== Set exercise ==
Gather all lines in the entries that include the word "mail".

### Provided data

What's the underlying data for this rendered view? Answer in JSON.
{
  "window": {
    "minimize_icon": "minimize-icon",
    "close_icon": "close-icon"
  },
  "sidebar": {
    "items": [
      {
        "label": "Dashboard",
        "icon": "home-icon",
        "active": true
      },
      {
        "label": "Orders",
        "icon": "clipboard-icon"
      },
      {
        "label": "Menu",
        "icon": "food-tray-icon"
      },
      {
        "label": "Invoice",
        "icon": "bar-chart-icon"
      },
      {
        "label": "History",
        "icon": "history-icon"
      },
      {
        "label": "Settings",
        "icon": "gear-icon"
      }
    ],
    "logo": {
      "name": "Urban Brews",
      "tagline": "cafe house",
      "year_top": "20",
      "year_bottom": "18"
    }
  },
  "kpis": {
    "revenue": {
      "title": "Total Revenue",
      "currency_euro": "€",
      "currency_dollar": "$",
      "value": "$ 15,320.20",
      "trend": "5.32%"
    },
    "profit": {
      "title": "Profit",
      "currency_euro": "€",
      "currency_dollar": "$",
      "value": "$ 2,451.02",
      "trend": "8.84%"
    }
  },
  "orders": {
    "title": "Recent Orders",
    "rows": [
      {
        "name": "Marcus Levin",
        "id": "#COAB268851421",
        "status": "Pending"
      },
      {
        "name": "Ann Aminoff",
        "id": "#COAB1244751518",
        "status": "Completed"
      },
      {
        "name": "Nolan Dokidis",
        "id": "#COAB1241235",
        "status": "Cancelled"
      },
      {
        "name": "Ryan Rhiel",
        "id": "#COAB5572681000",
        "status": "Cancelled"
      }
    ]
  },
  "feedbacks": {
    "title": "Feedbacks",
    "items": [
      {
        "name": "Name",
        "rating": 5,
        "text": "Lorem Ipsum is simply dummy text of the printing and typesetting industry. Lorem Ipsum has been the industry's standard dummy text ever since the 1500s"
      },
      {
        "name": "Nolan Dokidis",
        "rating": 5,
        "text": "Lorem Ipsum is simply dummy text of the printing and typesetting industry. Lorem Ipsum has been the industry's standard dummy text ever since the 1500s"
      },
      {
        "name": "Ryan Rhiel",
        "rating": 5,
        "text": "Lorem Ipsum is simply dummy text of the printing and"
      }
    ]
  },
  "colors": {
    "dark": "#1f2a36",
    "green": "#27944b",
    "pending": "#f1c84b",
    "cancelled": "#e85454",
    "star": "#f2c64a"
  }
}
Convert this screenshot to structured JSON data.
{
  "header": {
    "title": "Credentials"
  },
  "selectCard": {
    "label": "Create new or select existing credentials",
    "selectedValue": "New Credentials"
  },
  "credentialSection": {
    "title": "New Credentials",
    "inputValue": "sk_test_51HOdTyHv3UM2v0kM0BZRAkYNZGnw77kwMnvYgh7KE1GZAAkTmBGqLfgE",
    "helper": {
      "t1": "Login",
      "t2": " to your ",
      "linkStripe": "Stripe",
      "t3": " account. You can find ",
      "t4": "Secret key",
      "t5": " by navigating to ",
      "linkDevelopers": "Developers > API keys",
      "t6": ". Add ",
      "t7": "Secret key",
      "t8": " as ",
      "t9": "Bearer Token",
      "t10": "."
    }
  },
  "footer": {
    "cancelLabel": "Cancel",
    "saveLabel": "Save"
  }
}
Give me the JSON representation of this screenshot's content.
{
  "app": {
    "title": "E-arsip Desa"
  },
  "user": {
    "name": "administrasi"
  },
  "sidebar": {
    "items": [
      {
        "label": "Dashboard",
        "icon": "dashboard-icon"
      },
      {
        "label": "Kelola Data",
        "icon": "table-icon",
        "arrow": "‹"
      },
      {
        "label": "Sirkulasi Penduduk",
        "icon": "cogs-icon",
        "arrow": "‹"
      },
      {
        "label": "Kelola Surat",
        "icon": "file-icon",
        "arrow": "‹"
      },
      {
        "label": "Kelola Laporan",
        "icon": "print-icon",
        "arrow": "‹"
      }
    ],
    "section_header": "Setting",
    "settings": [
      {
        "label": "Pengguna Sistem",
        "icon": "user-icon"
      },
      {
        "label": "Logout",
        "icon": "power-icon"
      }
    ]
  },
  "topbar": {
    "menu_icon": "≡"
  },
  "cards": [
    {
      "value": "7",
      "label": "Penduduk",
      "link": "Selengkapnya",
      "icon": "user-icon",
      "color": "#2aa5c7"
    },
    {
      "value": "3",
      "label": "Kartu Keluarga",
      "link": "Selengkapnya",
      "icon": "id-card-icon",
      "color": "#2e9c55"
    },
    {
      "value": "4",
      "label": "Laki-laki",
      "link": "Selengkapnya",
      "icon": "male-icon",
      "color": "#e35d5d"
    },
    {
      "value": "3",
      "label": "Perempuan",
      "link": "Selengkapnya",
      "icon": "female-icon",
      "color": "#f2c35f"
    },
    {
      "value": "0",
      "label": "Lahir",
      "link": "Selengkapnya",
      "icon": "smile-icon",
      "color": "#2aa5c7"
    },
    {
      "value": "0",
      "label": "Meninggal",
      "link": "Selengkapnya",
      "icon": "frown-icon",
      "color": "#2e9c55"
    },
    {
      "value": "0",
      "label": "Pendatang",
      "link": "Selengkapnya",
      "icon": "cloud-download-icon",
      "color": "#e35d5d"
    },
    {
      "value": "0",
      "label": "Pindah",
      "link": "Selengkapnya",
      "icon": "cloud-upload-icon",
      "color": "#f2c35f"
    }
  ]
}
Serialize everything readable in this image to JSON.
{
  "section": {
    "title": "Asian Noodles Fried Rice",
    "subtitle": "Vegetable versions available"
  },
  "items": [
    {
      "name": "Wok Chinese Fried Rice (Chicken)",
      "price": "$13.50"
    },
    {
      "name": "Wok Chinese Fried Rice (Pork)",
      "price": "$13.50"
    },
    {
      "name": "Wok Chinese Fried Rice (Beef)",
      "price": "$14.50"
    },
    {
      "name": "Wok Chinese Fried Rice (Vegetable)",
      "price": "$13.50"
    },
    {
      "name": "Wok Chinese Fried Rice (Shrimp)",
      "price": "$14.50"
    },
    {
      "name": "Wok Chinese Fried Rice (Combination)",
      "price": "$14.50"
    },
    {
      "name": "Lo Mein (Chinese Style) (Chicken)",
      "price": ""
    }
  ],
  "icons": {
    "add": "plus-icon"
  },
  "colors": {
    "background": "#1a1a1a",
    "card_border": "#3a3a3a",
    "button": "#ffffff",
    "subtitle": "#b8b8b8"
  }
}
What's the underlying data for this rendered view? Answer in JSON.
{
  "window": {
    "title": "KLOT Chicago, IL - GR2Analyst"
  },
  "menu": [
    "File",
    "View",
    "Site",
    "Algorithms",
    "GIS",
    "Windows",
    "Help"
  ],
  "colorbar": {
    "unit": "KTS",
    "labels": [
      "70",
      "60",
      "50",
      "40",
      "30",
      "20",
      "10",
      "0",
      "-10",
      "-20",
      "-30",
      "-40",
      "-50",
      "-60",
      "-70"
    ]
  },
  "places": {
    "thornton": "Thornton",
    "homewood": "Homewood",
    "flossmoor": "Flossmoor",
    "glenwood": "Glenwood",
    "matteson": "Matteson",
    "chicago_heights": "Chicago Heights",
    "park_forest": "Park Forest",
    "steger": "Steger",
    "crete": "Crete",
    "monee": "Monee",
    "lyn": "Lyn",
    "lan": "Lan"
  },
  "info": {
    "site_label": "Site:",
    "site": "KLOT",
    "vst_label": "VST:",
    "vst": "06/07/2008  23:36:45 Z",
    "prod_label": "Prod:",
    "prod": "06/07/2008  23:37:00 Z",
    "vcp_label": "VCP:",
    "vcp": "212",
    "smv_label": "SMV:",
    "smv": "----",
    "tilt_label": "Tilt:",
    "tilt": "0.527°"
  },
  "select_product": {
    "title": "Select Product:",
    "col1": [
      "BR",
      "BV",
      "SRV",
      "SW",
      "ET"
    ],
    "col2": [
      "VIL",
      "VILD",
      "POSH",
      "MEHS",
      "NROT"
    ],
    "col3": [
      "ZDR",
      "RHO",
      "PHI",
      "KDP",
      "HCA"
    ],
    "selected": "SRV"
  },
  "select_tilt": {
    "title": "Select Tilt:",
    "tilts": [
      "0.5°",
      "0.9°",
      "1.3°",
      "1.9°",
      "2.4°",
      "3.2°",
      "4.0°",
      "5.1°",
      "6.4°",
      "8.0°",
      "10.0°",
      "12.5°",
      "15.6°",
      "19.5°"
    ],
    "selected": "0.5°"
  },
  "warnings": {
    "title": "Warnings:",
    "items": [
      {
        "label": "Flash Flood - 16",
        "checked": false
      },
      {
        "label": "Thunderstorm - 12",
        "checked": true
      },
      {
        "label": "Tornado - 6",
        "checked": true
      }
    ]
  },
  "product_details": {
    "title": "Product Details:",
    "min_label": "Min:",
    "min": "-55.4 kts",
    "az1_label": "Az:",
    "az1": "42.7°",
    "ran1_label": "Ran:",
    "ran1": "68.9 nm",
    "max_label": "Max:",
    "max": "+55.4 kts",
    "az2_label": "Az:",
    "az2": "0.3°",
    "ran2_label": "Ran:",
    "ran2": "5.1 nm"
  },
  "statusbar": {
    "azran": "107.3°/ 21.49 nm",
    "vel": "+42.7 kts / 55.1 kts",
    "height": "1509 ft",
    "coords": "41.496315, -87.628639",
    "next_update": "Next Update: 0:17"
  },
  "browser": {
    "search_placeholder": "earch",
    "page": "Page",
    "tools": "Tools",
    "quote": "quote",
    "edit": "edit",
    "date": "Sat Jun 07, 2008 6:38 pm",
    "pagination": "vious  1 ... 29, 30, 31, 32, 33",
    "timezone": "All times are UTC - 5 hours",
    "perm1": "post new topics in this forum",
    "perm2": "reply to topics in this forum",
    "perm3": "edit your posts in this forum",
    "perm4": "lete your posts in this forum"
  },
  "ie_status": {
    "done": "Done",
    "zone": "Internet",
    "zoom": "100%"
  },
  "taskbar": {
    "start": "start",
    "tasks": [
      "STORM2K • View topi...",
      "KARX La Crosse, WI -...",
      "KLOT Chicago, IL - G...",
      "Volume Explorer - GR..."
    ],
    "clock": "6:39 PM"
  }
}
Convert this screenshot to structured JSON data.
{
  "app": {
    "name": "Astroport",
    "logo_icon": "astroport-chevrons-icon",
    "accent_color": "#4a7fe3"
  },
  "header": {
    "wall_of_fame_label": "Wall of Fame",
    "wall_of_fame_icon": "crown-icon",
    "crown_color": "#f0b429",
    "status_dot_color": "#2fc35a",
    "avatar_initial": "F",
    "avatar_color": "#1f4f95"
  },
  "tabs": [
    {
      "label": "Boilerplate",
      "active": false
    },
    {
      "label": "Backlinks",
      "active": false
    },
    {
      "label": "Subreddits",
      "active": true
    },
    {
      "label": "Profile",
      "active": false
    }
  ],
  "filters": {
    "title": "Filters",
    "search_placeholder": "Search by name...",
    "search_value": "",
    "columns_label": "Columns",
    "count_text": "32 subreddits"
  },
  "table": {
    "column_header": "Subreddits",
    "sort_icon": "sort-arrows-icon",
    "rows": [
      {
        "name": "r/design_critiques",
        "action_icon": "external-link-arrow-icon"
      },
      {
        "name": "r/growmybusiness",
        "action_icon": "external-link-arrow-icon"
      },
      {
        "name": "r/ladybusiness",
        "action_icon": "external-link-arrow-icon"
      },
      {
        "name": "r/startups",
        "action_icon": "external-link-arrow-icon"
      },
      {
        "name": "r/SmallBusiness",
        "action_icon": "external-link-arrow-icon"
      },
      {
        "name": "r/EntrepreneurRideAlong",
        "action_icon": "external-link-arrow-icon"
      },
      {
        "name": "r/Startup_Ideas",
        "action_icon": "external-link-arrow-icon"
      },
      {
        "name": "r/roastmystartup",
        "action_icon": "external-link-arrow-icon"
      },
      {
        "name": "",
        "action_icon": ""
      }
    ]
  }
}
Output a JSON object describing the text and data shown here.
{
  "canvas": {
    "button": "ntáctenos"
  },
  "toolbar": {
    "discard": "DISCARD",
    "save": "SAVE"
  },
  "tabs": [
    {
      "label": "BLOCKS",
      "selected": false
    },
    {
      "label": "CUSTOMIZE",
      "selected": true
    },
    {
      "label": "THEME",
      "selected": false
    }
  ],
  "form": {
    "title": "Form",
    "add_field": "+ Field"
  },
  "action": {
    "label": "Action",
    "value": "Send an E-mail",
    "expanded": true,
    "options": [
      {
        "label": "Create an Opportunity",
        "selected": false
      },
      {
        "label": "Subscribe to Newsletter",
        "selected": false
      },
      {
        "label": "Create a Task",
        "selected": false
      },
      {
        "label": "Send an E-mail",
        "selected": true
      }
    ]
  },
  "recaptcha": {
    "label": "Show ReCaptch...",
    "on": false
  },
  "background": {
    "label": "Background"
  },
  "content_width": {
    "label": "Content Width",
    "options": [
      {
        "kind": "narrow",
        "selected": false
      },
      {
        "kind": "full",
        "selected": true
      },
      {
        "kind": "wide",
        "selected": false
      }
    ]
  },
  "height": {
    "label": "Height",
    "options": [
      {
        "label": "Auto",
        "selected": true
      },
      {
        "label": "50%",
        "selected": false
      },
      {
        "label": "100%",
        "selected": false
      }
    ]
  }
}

######

== Output below ==
    "value": "Send an E-mail",
        "label": "Send an E-mail",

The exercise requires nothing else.